§ TASK GOAL:
Of the lines below, report only those that contain "bars".

Dataset entries on figures:
*****
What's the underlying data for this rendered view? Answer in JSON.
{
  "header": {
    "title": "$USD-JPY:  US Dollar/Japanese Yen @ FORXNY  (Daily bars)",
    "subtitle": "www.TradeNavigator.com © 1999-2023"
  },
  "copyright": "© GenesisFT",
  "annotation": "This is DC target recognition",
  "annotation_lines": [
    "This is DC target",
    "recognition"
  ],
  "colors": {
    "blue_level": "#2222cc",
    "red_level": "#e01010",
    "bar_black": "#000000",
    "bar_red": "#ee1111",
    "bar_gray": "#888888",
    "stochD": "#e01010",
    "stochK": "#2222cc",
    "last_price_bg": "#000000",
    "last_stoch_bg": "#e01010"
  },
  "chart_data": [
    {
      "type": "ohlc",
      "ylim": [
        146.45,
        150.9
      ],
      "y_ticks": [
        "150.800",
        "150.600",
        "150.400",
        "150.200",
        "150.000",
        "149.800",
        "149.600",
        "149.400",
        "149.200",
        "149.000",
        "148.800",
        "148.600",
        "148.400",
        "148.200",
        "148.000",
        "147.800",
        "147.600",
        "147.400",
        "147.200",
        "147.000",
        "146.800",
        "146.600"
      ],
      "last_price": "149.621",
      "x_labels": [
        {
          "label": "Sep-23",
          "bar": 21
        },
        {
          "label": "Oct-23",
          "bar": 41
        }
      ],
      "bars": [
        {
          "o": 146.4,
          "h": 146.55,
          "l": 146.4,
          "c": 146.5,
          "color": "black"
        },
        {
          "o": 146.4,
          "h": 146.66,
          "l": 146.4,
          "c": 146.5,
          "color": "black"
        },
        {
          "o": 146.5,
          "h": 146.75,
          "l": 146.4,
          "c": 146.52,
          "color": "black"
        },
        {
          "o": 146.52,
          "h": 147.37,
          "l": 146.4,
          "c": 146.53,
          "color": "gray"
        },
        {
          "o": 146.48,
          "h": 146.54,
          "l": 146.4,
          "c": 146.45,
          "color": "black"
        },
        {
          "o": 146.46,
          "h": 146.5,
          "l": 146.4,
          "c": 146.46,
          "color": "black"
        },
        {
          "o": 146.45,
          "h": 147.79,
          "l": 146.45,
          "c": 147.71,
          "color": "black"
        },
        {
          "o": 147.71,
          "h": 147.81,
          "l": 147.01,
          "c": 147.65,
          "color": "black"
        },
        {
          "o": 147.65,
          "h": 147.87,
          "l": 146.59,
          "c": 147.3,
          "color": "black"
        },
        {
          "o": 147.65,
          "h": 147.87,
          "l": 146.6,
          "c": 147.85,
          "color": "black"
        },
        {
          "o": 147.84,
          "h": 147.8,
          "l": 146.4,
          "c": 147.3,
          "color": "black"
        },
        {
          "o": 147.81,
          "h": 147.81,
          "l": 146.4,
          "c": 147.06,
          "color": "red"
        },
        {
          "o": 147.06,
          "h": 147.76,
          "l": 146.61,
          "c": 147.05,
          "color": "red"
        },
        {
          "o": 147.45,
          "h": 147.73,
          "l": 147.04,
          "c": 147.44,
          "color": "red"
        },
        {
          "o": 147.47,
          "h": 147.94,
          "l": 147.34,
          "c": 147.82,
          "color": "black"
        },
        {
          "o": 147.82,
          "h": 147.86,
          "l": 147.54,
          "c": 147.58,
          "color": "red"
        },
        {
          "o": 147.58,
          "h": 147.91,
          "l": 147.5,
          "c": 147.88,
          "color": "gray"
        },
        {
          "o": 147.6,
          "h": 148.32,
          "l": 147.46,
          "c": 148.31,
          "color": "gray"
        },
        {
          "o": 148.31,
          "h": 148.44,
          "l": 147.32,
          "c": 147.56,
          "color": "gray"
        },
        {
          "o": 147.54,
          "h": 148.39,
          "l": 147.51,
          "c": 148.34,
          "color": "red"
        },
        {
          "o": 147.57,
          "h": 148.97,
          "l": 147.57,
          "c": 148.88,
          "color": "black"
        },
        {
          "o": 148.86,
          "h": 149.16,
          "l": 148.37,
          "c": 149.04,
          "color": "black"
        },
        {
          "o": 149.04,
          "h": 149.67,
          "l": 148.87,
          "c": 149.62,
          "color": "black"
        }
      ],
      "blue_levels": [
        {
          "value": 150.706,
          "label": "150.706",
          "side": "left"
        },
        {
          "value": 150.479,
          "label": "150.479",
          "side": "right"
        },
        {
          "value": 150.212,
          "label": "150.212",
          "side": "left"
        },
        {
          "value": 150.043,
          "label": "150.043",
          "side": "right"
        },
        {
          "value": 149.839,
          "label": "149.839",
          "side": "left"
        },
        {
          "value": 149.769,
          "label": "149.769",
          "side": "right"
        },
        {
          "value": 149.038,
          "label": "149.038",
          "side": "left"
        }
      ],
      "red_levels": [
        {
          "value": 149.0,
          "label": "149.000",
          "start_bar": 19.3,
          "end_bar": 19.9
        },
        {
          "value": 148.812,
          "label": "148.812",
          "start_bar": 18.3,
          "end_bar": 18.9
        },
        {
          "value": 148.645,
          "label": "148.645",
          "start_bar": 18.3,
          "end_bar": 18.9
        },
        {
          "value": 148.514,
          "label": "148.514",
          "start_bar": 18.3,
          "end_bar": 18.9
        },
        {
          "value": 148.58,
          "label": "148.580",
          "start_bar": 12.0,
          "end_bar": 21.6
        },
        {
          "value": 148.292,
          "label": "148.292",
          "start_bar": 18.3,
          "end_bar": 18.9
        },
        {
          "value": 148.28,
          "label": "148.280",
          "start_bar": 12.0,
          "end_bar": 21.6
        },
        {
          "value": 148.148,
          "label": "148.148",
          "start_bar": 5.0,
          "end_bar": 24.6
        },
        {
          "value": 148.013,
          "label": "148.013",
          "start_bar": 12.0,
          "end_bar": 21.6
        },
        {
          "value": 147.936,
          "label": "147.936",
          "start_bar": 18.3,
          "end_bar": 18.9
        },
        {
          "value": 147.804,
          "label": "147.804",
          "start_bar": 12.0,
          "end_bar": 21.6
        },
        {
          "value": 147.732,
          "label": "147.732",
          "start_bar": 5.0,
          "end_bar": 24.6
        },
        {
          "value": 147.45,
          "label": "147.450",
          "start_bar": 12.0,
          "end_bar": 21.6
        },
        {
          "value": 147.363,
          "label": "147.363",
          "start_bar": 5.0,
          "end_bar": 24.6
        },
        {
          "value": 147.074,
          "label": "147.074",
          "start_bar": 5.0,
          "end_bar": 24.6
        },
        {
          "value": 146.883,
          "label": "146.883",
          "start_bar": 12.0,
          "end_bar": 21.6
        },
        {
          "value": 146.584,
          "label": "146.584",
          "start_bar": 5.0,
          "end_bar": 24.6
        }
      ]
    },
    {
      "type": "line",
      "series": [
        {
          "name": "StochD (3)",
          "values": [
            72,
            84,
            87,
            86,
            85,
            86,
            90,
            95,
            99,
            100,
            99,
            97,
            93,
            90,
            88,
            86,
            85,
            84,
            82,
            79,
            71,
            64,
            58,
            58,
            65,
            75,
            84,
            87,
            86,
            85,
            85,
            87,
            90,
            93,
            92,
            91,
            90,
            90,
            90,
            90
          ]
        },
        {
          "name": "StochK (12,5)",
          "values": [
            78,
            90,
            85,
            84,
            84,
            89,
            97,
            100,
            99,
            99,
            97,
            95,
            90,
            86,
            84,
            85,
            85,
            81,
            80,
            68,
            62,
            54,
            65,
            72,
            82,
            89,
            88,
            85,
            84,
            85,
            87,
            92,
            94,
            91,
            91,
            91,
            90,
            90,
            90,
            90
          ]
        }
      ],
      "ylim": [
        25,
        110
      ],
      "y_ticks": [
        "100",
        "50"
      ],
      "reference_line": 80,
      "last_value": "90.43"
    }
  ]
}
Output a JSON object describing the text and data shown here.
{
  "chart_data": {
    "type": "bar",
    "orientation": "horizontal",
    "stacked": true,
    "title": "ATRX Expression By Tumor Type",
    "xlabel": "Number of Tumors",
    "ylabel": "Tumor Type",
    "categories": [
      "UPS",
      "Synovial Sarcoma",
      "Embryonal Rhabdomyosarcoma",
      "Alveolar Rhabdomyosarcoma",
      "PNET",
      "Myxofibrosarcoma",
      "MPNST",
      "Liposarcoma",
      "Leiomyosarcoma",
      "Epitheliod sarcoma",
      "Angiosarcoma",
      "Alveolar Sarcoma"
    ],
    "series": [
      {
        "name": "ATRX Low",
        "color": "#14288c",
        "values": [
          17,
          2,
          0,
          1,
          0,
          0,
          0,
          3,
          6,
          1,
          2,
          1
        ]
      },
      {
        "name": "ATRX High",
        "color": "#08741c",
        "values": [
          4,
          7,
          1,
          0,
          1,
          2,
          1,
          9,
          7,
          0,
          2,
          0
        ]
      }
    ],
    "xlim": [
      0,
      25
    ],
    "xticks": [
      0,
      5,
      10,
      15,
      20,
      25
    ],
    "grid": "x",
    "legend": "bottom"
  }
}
*****
§ WRITTEN RESPONSE:
    "title": "$USD-JPY:  US Dollar/Japanese Yen @ FORXNY  (Daily bars)",
      "bars": [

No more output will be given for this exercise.